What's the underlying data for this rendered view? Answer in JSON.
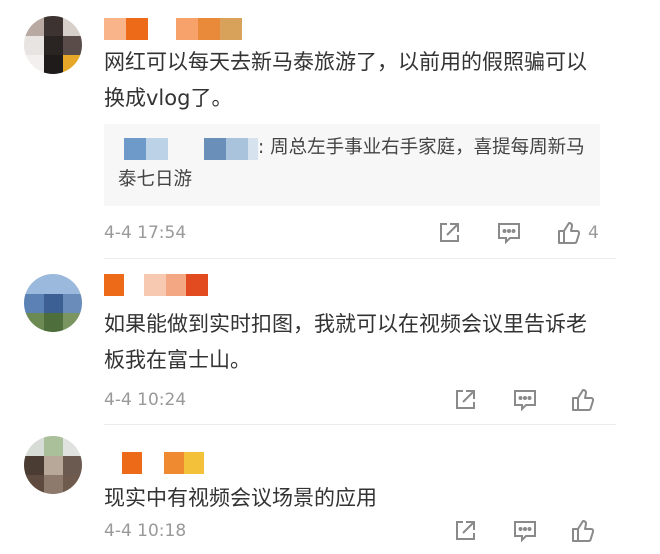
{
  "colors": {
    "text": "#333333",
    "meta": "#999999",
    "icon": "#8a8a8a",
    "quote_bg": "#f7f7f7"
  },
  "comments": [
    {
      "text": "网红可以每天去新马泰旅游了，以前用的假照骗可以换成vlog了。",
      "quote": ": 周总左手事业右手家庭，喜提每周新马泰七日游",
      "time": "4-4 17:54",
      "like_count": "4",
      "icons": [
        "share-icon",
        "comment-icon",
        "like-icon"
      ]
    },
    {
      "text": "如果能做到实时扣图，我就可以在视频会议里告诉老板我在富士山。",
      "time": "4-4 10:24",
      "icons": [
        "share-icon",
        "comment-icon",
        "like-icon"
      ]
    },
    {
      "text": "现实中有视频会议场景的应用",
      "time": "4-4 10:18",
      "icons": [
        "share-icon",
        "comment-icon",
        "like-icon"
      ]
    }
  ]
}
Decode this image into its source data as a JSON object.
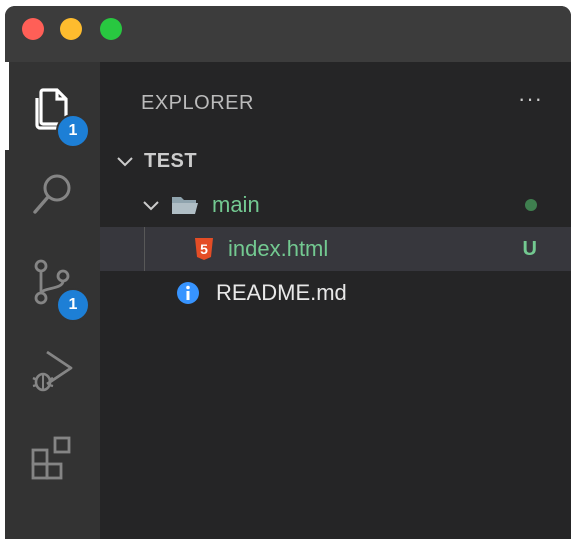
{
  "activity_bar": {
    "explorer_badge": "1",
    "source_control_badge": "1"
  },
  "sidebar": {
    "title": "EXPLORER",
    "more_actions": "···",
    "workspace": "TEST",
    "tree": {
      "folder_name": "main",
      "file_index": "index.html",
      "file_index_status": "U",
      "file_index_icon_glyph": "5",
      "file_readme": "README.md"
    }
  },
  "colors": {
    "accent_badge": "#1d7fd6",
    "git_untracked": "#73c991",
    "html_icon": "#e44d26",
    "info_icon": "#3794ff"
  }
}
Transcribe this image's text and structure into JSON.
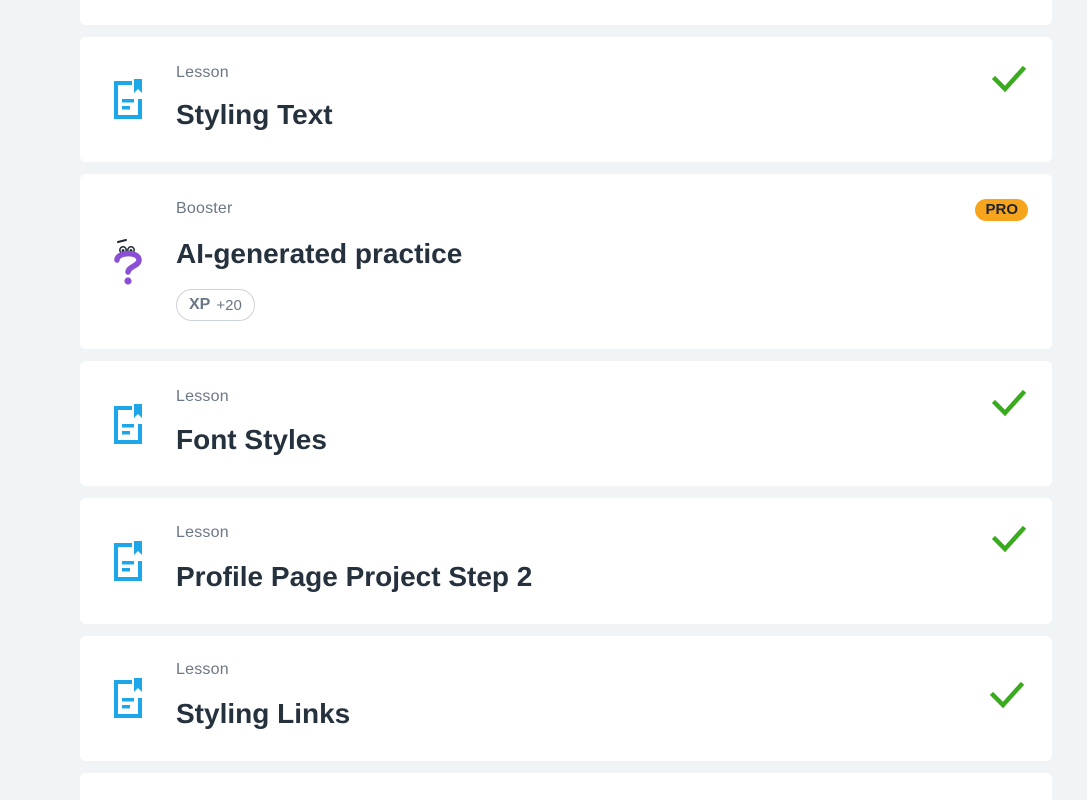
{
  "items": [
    {
      "type": "Lesson",
      "title": "Styling Text",
      "completed": true
    },
    {
      "type": "Booster",
      "title": "AI-generated practice",
      "badge": "PRO",
      "xp_label": "XP",
      "xp_value": "+20"
    },
    {
      "type": "Lesson",
      "title": "Font Styles",
      "completed": true
    },
    {
      "type": "Lesson",
      "title": "Profile Page Project Step 2",
      "completed": true
    },
    {
      "type": "Lesson",
      "title": "Styling Links",
      "completed": true
    }
  ],
  "icons": {
    "lesson": "lesson-document-icon",
    "booster": "question-mark-icon",
    "completed": "checkmark-icon"
  },
  "colors": {
    "background": "#f1f4f7",
    "card": "#ffffff",
    "lesson_icon": "#1ea7e8",
    "booster_icon": "#8a4fd6",
    "check": "#3aaa1e",
    "pro_badge": "#f7a41d",
    "title": "#26313e",
    "type": "#6b7785"
  }
}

★ ★ ★ ★ ★

**Your objective**
Keep the pictures out and write out the records exactly.

**Solution to the exercise**
What's the underlying data for this rendered view? Answer in JSON.
{
  "colors": {
    "text": "#333333",
    "meta": "#999999",
    "icon": "#8a8a8a",
    "quote_bg": "#f7f7f7"
  },
  "comments": [
    {
      "text": "网红可以每天去新马泰旅游了，以前用的假照骗可以换成vlog了。",
      "quote": ": 周总左手事业右手家庭，喜提每周新马泰七日游",
      "time": "4-4 17:54",
      "like_count": "4",
      "icons": [
        "share-icon",
        "comment-icon",
        "like-icon"
      ]
    },
    {
      "text": "如果能做到实时扣图，我就可以在视频会议里告诉老板我在富士山。",
      "time": "4-4 10:24",
      "icons": [
        "share-icon",
        "comment-icon",
        "like-icon"
      ]
    },
    {
      "text": "现实中有视频会议场景的应用",
      "time": "4-4 10:18",
      "icons": [
        "share-icon",
        "comment-icon",
        "like-icon"
      ]
    }
  ]
}
Decode this image into its source data as a JSON object.
{
  "activity_bar": {
    "explorer_badge": "1",
    "source_control_badge": "1"
  },
  "sidebar": {
    "title": "EXPLORER",
    "more_actions": "···",
    "workspace": "TEST",
    "tree": {
      "folder_name": "main",
      "file_index": "index.html",
      "file_index_status": "U",
      "file_index_icon_glyph": "5",
      "file_readme": "README.md"
    }
  },
  "colors": {
    "accent_badge": "#1d7fd6",
    "git_untracked": "#73c991",
    "html_icon": "#e44d26",
    "info_icon": "#3794ff"
  }
}
Transcribe this image's text and structure into JSON.
{
  "items": [
    {
      "type": "Lesson",
      "title": "Styling Text",
      "completed": true
    },
    {
      "type": "Booster",
      "title": "AI-generated practice",
      "badge": "PRO",
      "xp_label": "XP",
      "xp_value": "+20"
    },
    {
      "type": "Lesson",
      "title": "Font Styles",
      "completed": true
    },
    {
      "type": "Lesson",
      "title": "Profile Page Project Step 2",
      "completed": true
    },
    {
      "type": "Lesson",
      "title": "Styling Links",
      "completed": true
    }
  ],
  "icons": {
    "lesson": "lesson-document-icon",
    "booster": "question-mark-icon",
    "completed": "checkmark-icon"
  },
  "colors": {
    "background": "#f1f4f7",
    "card": "#ffffff",
    "lesson_icon": "#1ea7e8",
    "booster_icon": "#8a4fd6",
    "check": "#3aaa1e",
    "pro_badge": "#f7a41d",
    "title": "#26313e",
    "type": "#6b7785"
  }
}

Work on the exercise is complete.